◆ Extrait du texte:
▬▬▬▬▬▬

Voyage au pays de la jongle

Depuis 2010 et « M2 », son premier spectacle, la Compagnie Ea Eo nous scotche avec des créations qui mettent le jonglage au cœur du propos. Raconter des histoires, rien qu’en manipulant des balles ou des quilles? « L’idée n’est pas de coller un récit sur la jonglerie », indique Neta Oren, dans les coulisses du tout nouveau spectacle. « Nous partons de la manipulation d’objets, nous repoussons les limites, pour voir ce que cela raconte. » Pour BIOGRAPHIES, dévoilé à UP - Circus & Performing Arts quelques jours après sa création au Festival Spring, en Normandie, ouvrez grand les yeux et les oreilles : Neta Oren croise ses balles avec les mots du rappeur et comédien Pierre Laloge. « Le flow du rap et les gestes du jongleur ont un point commun : la rythmique », dévoile Neta Oren, pour un spectacle qui s’annonce aussi hypnotique que comique.

▬▬▬▬▬▬

◆ Données enregistrées:
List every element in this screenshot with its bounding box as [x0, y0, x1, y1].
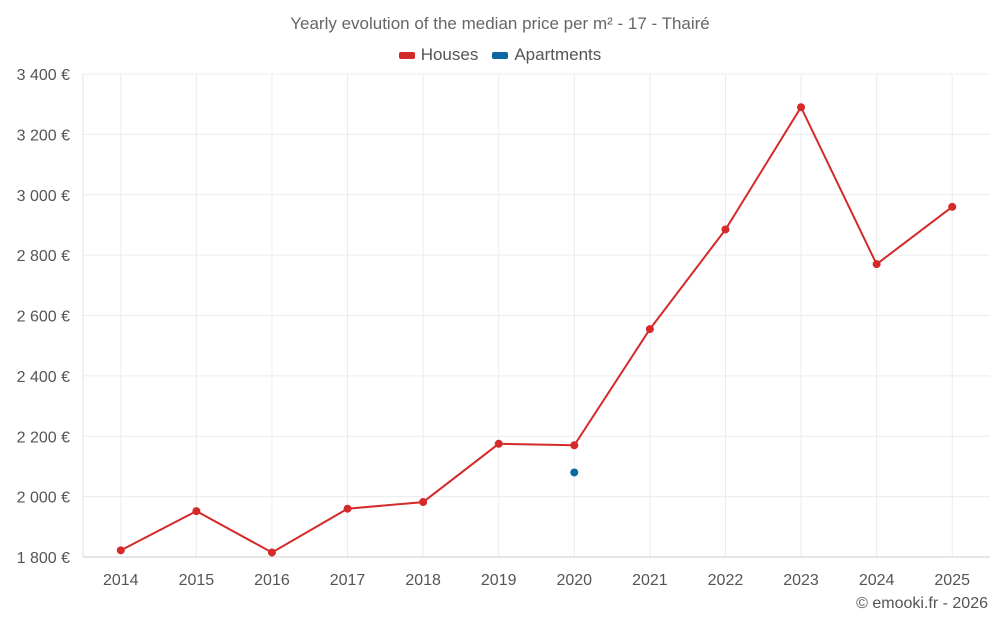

▬▬▬▬▬▬

◆ Consigne écrite: Réécrivez le texte sur la Compagnie Ea Eo de « Voyage au pays » à « hypnotique que comique. », en remplaçant « balles » par « anneaux ». Les lignes n'ont aucun lien avec le texte.

◆ Réponse attendue:
Voyage au pays de la jongle

Depuis 2010 et « M2 », son premier spectacle, la Compagnie Ea Eo nous scotche avec des créations qui mettent le jonglage au cœur du propos. Raconter des histoires, rien qu’en manipulant des anneaux ou des quilles? « L’idée n’est pas de coller un récit sur la jonglerie », indique Neta Oren, dans les coulisses du tout nouveau spectacle. « Nous partons de la manipulation d’objets, nous repoussons les limites, pour voir ce que cela raconte. » Pour BIOGRAPHIES, dévoilé à UP - Circus & Performing Arts quelques jours après sa création au Festival Spring, en Normandie, ouvrez grand les yeux et les oreilles : Neta Oren croise ses anneaux avec les mots du rappeur et comédien Pierre Laloge. « Le flow du rap et les gestes du jongleur ont un point commun : la rythmique », dévoile Neta Oren, pour un spectacle qui s’annonce aussi hypnotique que comique.